(Figure content listings)
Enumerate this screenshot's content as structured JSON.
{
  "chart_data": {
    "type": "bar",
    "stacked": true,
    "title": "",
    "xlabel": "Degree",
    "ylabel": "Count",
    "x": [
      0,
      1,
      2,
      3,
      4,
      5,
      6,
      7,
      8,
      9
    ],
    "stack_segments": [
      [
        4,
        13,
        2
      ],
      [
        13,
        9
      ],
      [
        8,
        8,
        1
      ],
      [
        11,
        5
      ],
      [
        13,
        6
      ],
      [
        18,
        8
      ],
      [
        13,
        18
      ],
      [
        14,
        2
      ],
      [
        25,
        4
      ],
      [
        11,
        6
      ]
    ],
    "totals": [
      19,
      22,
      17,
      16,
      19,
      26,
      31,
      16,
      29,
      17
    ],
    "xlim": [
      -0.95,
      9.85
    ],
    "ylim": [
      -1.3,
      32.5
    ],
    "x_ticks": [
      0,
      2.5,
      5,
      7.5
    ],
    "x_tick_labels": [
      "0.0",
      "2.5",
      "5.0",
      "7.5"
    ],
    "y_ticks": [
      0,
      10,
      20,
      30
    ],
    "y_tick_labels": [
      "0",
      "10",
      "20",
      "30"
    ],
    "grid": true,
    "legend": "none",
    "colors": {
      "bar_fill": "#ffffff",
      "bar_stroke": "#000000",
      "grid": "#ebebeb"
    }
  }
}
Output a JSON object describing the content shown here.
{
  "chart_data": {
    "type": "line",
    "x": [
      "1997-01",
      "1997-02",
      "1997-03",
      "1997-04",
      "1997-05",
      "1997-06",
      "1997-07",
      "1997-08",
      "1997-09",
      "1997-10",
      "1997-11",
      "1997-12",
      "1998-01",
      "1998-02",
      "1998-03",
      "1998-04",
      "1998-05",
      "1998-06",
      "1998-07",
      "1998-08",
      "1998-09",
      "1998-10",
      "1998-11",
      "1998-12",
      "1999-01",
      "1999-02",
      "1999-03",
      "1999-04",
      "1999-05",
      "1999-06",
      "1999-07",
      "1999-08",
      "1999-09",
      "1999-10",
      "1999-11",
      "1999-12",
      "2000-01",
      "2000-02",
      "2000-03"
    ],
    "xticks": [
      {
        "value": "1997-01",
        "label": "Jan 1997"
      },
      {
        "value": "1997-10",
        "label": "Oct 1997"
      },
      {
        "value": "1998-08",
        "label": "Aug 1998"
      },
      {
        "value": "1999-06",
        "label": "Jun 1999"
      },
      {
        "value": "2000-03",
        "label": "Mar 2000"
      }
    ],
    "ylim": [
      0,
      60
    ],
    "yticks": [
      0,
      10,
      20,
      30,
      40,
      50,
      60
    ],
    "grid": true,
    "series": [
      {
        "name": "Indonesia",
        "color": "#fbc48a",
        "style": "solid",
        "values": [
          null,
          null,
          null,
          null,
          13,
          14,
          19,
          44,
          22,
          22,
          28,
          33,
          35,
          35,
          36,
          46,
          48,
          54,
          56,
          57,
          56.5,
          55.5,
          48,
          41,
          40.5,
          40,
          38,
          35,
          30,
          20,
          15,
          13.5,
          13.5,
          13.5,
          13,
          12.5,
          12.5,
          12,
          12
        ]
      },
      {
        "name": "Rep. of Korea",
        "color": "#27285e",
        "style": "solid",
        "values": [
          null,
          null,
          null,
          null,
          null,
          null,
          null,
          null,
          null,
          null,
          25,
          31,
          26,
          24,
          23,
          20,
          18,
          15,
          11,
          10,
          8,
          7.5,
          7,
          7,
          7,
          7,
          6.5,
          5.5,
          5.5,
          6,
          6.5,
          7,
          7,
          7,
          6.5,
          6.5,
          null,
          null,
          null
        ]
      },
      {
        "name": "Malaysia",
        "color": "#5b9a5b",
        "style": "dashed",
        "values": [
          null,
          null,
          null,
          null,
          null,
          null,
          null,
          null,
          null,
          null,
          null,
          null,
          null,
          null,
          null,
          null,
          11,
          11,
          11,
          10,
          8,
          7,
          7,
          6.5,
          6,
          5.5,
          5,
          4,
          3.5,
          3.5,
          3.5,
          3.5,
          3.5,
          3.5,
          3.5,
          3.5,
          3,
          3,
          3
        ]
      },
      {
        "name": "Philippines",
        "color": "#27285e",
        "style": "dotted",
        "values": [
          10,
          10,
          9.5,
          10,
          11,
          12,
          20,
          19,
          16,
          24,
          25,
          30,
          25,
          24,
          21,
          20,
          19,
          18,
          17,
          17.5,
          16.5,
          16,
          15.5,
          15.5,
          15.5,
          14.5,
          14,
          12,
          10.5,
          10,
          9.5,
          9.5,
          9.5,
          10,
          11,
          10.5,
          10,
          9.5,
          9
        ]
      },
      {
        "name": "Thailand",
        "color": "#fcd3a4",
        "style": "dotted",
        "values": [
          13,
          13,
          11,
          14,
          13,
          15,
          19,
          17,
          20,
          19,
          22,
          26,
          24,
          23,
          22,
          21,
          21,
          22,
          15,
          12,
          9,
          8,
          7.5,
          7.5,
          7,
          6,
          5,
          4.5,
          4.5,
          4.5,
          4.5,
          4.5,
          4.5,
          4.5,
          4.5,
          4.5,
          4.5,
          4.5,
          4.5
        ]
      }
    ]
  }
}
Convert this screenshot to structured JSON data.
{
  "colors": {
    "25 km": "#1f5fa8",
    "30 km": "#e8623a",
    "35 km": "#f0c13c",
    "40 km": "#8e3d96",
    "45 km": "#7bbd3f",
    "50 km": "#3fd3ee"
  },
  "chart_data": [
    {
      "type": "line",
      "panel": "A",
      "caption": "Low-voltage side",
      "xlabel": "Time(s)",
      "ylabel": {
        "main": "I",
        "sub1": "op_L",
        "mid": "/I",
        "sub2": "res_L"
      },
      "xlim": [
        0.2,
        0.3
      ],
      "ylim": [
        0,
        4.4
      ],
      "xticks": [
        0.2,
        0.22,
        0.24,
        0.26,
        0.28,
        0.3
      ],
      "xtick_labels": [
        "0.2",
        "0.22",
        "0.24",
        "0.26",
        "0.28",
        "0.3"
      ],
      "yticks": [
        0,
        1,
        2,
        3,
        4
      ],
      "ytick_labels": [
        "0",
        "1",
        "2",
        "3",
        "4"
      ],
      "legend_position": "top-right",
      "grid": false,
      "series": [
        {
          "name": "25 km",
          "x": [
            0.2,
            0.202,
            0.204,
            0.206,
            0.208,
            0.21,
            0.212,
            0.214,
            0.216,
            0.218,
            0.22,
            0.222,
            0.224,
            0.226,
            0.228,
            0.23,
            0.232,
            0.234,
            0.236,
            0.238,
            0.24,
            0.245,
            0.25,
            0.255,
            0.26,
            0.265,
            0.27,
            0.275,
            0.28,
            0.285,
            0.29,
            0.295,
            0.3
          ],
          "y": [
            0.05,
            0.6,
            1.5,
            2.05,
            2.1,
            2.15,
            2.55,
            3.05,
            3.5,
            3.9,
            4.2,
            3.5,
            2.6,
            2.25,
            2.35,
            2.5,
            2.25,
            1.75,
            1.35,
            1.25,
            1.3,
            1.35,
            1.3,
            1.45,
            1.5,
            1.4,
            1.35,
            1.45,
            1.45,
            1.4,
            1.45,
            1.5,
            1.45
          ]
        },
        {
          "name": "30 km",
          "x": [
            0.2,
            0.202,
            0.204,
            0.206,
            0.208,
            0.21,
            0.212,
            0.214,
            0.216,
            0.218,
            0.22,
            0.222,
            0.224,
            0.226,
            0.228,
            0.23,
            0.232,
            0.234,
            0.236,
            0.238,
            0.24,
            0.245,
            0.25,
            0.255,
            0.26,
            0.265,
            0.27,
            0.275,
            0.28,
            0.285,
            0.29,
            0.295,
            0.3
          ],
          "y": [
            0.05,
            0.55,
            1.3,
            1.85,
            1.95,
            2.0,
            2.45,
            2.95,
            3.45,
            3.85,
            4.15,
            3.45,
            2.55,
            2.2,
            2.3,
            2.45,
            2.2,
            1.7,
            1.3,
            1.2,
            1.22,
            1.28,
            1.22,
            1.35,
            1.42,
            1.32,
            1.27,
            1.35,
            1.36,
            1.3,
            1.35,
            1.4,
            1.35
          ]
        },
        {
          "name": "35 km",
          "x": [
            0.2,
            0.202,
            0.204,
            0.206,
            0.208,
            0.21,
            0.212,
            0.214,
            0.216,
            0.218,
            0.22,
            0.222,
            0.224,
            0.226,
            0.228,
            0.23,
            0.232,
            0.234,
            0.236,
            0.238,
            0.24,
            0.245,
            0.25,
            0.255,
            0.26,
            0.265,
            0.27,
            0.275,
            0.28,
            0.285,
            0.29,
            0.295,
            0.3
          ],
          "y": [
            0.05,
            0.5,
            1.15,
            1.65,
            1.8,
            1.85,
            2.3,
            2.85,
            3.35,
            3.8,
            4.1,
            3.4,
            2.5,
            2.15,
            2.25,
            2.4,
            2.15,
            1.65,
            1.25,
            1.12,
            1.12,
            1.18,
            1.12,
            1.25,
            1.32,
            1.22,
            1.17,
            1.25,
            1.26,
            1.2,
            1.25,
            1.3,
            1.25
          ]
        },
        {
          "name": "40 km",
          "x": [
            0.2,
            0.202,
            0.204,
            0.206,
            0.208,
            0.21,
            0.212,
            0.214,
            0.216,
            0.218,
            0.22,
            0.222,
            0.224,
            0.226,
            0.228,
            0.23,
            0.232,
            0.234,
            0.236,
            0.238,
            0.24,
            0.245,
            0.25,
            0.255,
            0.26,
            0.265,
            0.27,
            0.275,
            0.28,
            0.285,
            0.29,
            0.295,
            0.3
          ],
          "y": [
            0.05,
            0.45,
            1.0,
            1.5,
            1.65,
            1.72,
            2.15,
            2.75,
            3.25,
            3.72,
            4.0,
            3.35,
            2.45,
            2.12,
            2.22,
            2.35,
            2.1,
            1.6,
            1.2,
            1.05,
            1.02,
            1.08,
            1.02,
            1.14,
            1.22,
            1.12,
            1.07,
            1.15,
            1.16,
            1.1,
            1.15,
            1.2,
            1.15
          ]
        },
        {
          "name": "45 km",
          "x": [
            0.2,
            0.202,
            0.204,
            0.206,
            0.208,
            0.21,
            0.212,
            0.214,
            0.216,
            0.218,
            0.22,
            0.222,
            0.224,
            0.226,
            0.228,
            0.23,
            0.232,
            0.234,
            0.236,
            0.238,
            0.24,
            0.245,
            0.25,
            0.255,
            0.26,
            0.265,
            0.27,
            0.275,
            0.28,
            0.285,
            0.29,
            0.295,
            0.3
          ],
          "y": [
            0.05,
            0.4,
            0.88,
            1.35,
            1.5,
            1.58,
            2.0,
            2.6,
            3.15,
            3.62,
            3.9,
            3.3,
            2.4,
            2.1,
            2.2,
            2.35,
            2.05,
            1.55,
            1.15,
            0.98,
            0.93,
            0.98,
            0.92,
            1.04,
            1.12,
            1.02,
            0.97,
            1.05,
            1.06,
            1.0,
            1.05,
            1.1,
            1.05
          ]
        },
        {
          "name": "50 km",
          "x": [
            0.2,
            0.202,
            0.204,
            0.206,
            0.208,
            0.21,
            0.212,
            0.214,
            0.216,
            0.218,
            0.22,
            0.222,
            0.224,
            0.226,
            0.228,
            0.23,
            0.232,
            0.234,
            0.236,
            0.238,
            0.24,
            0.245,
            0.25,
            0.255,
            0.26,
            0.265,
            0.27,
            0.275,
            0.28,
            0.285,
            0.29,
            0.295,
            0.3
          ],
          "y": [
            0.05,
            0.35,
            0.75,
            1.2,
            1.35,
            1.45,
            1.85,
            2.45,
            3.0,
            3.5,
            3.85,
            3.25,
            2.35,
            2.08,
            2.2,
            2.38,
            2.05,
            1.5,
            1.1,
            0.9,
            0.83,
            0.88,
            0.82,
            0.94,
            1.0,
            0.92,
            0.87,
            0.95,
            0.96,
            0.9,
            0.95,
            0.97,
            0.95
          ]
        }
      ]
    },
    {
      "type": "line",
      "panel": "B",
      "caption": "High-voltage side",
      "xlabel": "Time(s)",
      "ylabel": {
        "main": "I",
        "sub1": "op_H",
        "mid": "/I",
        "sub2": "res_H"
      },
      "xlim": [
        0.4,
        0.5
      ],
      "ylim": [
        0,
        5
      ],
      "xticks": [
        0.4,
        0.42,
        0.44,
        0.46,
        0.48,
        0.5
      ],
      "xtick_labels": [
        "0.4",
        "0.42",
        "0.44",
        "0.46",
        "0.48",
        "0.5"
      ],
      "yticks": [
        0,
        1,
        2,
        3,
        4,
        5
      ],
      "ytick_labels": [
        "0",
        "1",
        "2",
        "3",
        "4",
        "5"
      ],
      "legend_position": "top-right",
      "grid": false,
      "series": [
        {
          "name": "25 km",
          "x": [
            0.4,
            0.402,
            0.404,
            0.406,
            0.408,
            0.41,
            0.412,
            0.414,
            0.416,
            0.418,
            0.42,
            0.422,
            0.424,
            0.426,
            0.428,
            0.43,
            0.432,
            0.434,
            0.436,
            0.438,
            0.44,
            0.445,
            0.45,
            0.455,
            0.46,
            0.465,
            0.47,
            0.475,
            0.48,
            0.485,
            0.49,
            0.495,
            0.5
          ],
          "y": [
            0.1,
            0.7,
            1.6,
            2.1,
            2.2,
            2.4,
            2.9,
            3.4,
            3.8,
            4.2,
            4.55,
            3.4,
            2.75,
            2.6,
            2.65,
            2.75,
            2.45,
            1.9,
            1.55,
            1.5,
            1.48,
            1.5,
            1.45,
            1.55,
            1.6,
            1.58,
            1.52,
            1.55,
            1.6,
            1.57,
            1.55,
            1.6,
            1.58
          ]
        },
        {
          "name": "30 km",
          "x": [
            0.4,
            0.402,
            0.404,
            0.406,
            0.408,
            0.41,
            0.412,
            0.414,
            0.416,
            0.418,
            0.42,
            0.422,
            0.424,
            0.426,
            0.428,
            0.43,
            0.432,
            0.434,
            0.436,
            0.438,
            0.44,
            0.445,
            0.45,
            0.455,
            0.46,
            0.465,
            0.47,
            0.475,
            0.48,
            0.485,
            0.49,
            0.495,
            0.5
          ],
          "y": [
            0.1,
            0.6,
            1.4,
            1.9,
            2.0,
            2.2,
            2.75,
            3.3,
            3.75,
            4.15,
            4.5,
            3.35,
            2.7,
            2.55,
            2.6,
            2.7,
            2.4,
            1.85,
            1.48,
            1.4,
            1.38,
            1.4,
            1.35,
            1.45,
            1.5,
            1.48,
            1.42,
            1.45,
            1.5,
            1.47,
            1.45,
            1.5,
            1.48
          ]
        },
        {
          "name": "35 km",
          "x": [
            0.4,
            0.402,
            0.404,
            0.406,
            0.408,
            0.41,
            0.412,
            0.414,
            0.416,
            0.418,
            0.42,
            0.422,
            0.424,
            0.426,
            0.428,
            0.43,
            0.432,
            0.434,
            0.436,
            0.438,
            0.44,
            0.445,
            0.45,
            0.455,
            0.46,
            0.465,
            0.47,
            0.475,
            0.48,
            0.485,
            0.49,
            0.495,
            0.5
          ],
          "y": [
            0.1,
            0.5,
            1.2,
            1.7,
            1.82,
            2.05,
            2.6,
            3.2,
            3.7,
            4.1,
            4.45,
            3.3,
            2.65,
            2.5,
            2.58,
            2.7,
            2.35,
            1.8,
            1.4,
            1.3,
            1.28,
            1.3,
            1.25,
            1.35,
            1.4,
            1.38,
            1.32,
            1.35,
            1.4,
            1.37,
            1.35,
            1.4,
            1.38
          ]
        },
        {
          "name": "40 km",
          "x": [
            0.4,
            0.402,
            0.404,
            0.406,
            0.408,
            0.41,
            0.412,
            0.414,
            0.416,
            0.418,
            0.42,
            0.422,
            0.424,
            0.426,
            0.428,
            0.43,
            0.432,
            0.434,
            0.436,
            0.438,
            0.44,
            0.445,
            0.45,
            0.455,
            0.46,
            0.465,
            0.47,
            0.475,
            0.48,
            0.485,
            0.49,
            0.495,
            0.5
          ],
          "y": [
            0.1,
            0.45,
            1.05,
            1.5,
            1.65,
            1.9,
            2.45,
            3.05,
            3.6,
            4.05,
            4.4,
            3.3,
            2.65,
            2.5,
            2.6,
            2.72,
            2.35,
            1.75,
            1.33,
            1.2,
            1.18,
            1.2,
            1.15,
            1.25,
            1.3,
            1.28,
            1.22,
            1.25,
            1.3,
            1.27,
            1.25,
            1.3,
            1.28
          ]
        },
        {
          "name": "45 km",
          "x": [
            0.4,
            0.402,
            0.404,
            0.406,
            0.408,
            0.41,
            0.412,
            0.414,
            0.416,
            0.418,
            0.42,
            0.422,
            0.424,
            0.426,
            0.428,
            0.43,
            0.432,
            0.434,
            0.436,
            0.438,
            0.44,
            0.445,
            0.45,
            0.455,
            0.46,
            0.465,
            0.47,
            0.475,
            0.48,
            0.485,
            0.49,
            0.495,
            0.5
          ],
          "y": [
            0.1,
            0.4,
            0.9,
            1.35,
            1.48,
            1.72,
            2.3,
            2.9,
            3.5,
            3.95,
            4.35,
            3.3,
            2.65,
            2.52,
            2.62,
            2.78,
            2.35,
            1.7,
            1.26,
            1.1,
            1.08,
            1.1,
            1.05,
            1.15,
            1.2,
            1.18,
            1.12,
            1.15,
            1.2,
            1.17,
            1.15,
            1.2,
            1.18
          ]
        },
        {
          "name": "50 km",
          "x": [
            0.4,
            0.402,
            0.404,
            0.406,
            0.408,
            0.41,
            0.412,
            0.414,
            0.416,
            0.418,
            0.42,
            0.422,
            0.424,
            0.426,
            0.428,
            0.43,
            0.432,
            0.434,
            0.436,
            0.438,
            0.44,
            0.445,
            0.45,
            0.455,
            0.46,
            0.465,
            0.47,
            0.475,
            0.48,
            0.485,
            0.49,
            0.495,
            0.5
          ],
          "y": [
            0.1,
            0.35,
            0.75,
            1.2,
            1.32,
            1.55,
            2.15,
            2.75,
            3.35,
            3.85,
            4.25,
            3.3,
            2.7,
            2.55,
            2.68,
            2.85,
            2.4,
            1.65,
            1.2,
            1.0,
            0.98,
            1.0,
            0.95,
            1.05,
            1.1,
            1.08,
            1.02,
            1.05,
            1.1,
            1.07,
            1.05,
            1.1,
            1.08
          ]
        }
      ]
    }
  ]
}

* **What the task asks**: Show each line in the entries that holds the string "voltage".

* **Solution**:
      "caption": "Low-voltage side",
      "caption": "High-voltage side",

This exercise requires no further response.